• _DIRECTION_
Reproduce all of the data below without alteration; exclude every picture.

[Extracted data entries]
— BEGIN —

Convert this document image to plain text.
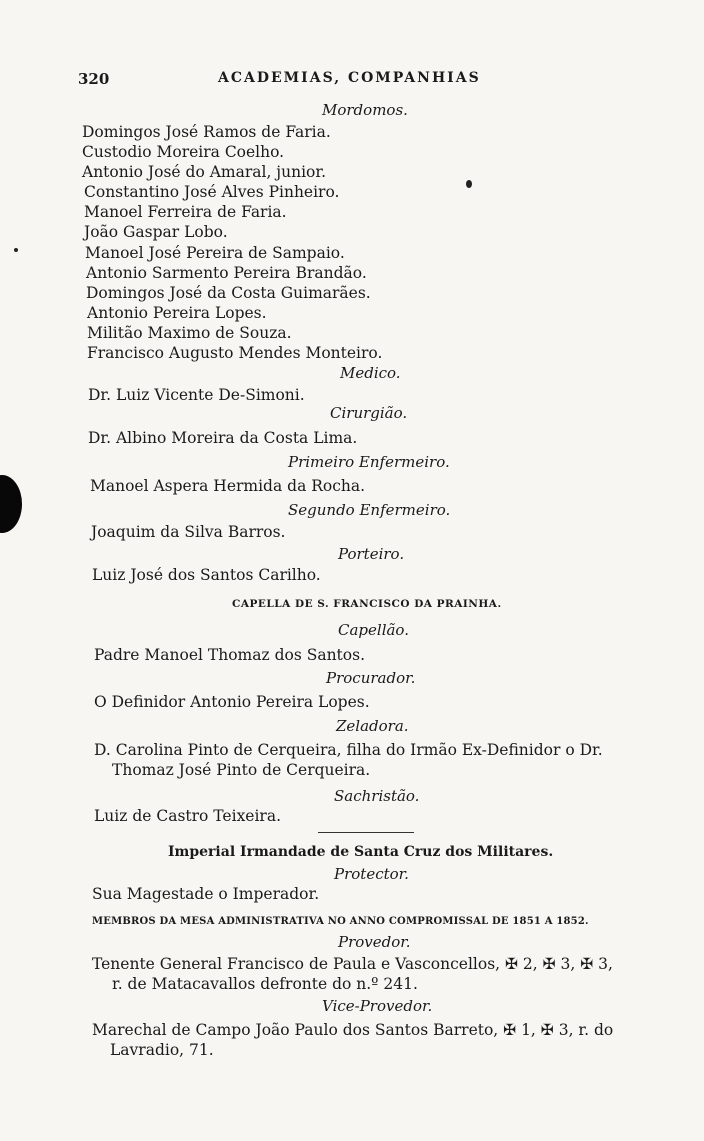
320	ACADEMIAS, COMPANHIAS
Mordomos.
Domingos José Ramos de Faria.
Custodio Moreira Coelho.
Antonio José do Amaral, junior.
Constantino José Alves Pinheiro.
Manoel Ferreira de Faria.
João Gaspar Lobo.
Manoel José Pereira de Sampaio.
Antonio Sarmento Pereira Brandão.
Domingos José da Costa Guimarães.
Antonio Pereira Lopes.
Militão Maximo de Souza.
Francisco Augusto Mendes Monteiro.
Medico.
Dr. Luiz Vicente De-Simoni.
Cirurgião.
Dr. Albino Moreira da Costa Lima.
Primeiro Enfermeiro.
Manoel Aspera Hermida da Rocha.
Segundo Enfermeiro.
Joaquim da Silva Barros.
Porteiro.
Luiz José dos Santos Carilho.
CAPELLA DE S. FRANCISCO DA PRAINHA.
Capellão.
Padre Manoel Thomaz dos Santos.
Procurador.
O Definidor Antonio Pereira Lopes.
Zeladora.
D. Carolina Pinto de Cerqueira, filha do Irmão Ex-Definidor o Dr.
Thomaz José Pinto de Cerqueira.
Sachristão.
Luiz de Castro Teixeira.
Imperial Irmandade de Santa Cruz dos Militares.
Protector.
Sua Magestade o Imperador.
MEMBROS DA MESA ADMINISTRATIVA NO ANNO COMPROMISSAL DE 1851 A 1852.
Provedor.
Tenente General Francisco de Paula e Vasconcellos, ✠ 2, ✠ 3, ✠ 3,
r. de Matacavallos defronte do n.º 241.
Vice-Provedor.
Marechal de Campo João Paulo dos Santos Barreto, ✠ 1, ✠ 3, r. do
Lavradio, 71.
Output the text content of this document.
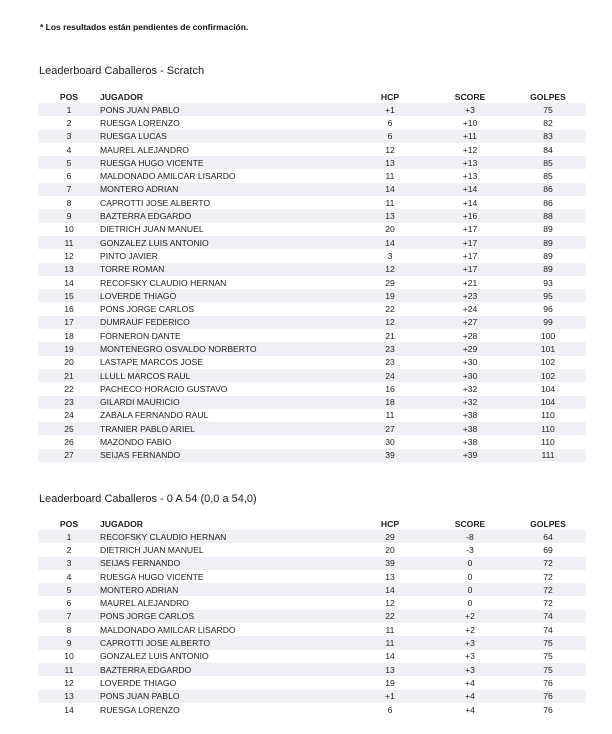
* Los resultados están pendientes de confirmación.
Leaderboard Caballeros - Scratch
POS	JUGADOR	HCP	SCORE	GOLPES
1	PONS JUAN PABLO	+1	+3	75
2	RUESGA LORENZO	6	+10	82
3	RUESGA LUCAS	6	+11	83
4	MAUREL ALEJANDRO	12	+12	84
5	RUESGA HUGO VICENTE	13	+13	85
6	MALDONADO AMILCAR LISARDO	11	+13	85
7	MONTERO ADRIAN	14	+14	86
8	CAPROTTI JOSE ALBERTO	11	+14	86
9	BAZTERRA EDGARDO	13	+16	88
10	DIETRICH JUAN MANUEL	20	+17	89
11	GONZALEZ LUIS ANTONIO	14	+17	89
12	PINTO JAVIER	3	+17	89
13	TORRE ROMAN	12	+17	89
14	RECOFSKY CLAUDIO HERNAN	29	+21	93
15	LOVERDE THIAGO	19	+23	95
16	PONS JORGE CARLOS	22	+24	96
17	DUMRAUF FEDERICO	12	+27	99
18	FORNERON DANTE	21	+28	100
19	MONTENEGRO OSVALDO NORBERTO	23	+29	101
20	LASTAPE MARCOS JOSE	23	+30	102
21	LLULL MARCOS RAUL	24	+30	102
22	PACHECO HORACIO GUSTAVO	16	+32	104
23	GILARDI MAURICIO	18	+32	104
24	ZABALA FERNANDO RAUL	11	+38	110
25	TRANIER PABLO ARIEL	27	+38	110
26	MAZONDO FABIO	30	+38	110
27	SEIJAS FERNANDO	39	+39	111
Leaderboard Caballeros - 0 A 54 (0,0 a 54,0)
POS	JUGADOR	HCP	SCORE	GOLPES
1	RECOFSKY CLAUDIO HERNAN	29	-8	64
2	DIETRICH JUAN MANUEL	20	-3	69
3	SEIJAS FERNANDO	39	0	72
4	RUESGA HUGO VICENTE	13	0	72
5	MONTERO ADRIAN	14	0	72
6	MAUREL ALEJANDRO	12	0	72
7	PONS JORGE CARLOS	22	+2	74
8	MALDONADO AMILCAR LISARDO	11	+2	74
9	CAPROTTI JOSE ALBERTO	11	+3	75
10	GONZALEZ LUIS ANTONIO	14	+3	75
11	BAZTERRA EDGARDO	13	+3	75
12	LOVERDE THIAGO	19	+4	76
13	PONS JUAN PABLO	+1	+4	76
14	RUESGA LORENZO	6	+4	76
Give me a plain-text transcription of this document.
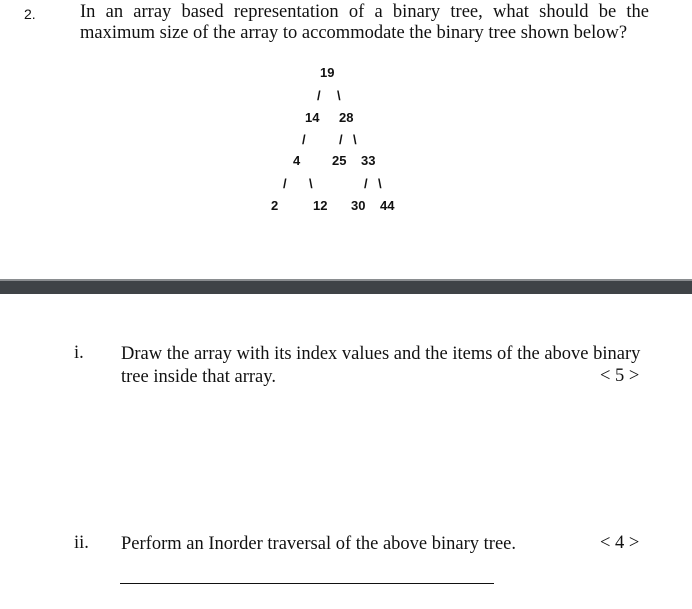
2. In an array based representation of a binary tree, what should be the maximum size of the array to accommodate the binary tree shown below?
19
/ \
14 28
/	/ \
4 25 33
/ \	/ \
2	12 30 44
i. Draw the array with its index values and the items of the above binary
tree inside that array.	< 5 >
ii. Perform an Inorder traversal of the above binary tree.	< 4 >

— END —

• _EXERCISE RESPONSE_
Convert this document image to plain text.
320	ACADEMIAS, COMPANHIAS
Mordomos.
Domingos José Ramos de Faria.
Custodio Moreira Coelho.
Antonio José do Amaral, junior.
Constantino José Alves Pinheiro.
Manoel Ferreira de Faria.
João Gaspar Lobo.
Manoel José Pereira de Sampaio.
Antonio Sarmento Pereira Brandão.
Domingos José da Costa Guimarães.
Antonio Pereira Lopes.
Militão Maximo de Souza.
Francisco Augusto Mendes Monteiro.
Medico.
Dr. Luiz Vicente De-Simoni.
Cirurgião.
Dr. Albino Moreira da Costa Lima.
Primeiro Enfermeiro.
Manoel Aspera Hermida da Rocha.
Segundo Enfermeiro.
Joaquim da Silva Barros.
Porteiro.
Luiz José dos Santos Carilho.
CAPELLA DE S. FRANCISCO DA PRAINHA.
Capellão.
Padre Manoel Thomaz dos Santos.
Procurador.
O Definidor Antonio Pereira Lopes.
Zeladora.
D. Carolina Pinto de Cerqueira, filha do Irmão Ex-Definidor o Dr.
Thomaz José Pinto de Cerqueira.
Sachristão.
Luiz de Castro Teixeira.
Imperial Irmandade de Santa Cruz dos Militares.
Protector.
Sua Magestade o Imperador.
MEMBROS DA MESA ADMINISTRATIVA NO ANNO COMPROMISSAL DE 1851 A 1852.
Provedor.
Tenente General Francisco de Paula e Vasconcellos, ✠ 2, ✠ 3, ✠ 3,
r. de Matacavallos defronte do n.º 241.
Vice-Provedor.
Marechal de Campo João Paulo dos Santos Barreto, ✠ 1, ✠ 3, r. do
Lavradio, 71.
Output the text content of this document.
* Los resultados están pendientes de confirmación.
Leaderboard Caballeros - Scratch
POS	JUGADOR	HCP	SCORE	GOLPES
1	PONS JUAN PABLO	+1	+3	75
2	RUESGA LORENZO	6	+10	82
3	RUESGA LUCAS	6	+11	83
4	MAUREL ALEJANDRO	12	+12	84
5	RUESGA HUGO VICENTE	13	+13	85
6	MALDONADO AMILCAR LISARDO	11	+13	85
7	MONTERO ADRIAN	14	+14	86
8	CAPROTTI JOSE ALBERTO	11	+14	86
9	BAZTERRA EDGARDO	13	+16	88
10	DIETRICH JUAN MANUEL	20	+17	89
11	GONZALEZ LUIS ANTONIO	14	+17	89
12	PINTO JAVIER	3	+17	89
13	TORRE ROMAN	12	+17	89
14	RECOFSKY CLAUDIO HERNAN	29	+21	93
15	LOVERDE THIAGO	19	+23	95
16	PONS JORGE CARLOS	22	+24	96
17	DUMRAUF FEDERICO	12	+27	99
18	FORNERON DANTE	21	+28	100
19	MONTENEGRO OSVALDO NORBERTO	23	+29	101
20	LASTAPE MARCOS JOSE	23	+30	102
21	LLULL MARCOS RAUL	24	+30	102
22	PACHECO HORACIO GUSTAVO	16	+32	104
23	GILARDI MAURICIO	18	+32	104
24	ZABALA FERNANDO RAUL	11	+38	110
25	TRANIER PABLO ARIEL	27	+38	110
26	MAZONDO FABIO	30	+38	110
27	SEIJAS FERNANDO	39	+39	111
Leaderboard Caballeros - 0 A 54 (0,0 a 54,0)
POS	JUGADOR	HCP	SCORE	GOLPES
1	RECOFSKY CLAUDIO HERNAN	29	-8	64
2	DIETRICH JUAN MANUEL	20	-3	69
3	SEIJAS FERNANDO	39	0	72
4	RUESGA HUGO VICENTE	13	0	72
5	MONTERO ADRIAN	14	0	72
6	MAUREL ALEJANDRO	12	0	72
7	PONS JORGE CARLOS	22	+2	74
8	MALDONADO AMILCAR LISARDO	11	+2	74
9	CAPROTTI JOSE ALBERTO	11	+3	75
10	GONZALEZ LUIS ANTONIO	14	+3	75
11	BAZTERRA EDGARDO	13	+3	75
12	LOVERDE THIAGO	19	+4	76
13	PONS JUAN PABLO	+1	+4	76
14	RUESGA LORENZO	6	+4	76
Give me a plain-text transcription of this document.
2. In an array based representation of a binary tree, what should be the maximum size of the array to accommodate the binary tree shown below?
19
/ \
14 28
/	/ \
4 25 33
/ \	/ \
2	12 30 44
i. Draw the array with its index values and the items of the above binary
tree inside that array.	< 5 >
ii. Perform an Inorder traversal of the above binary tree.	< 4 >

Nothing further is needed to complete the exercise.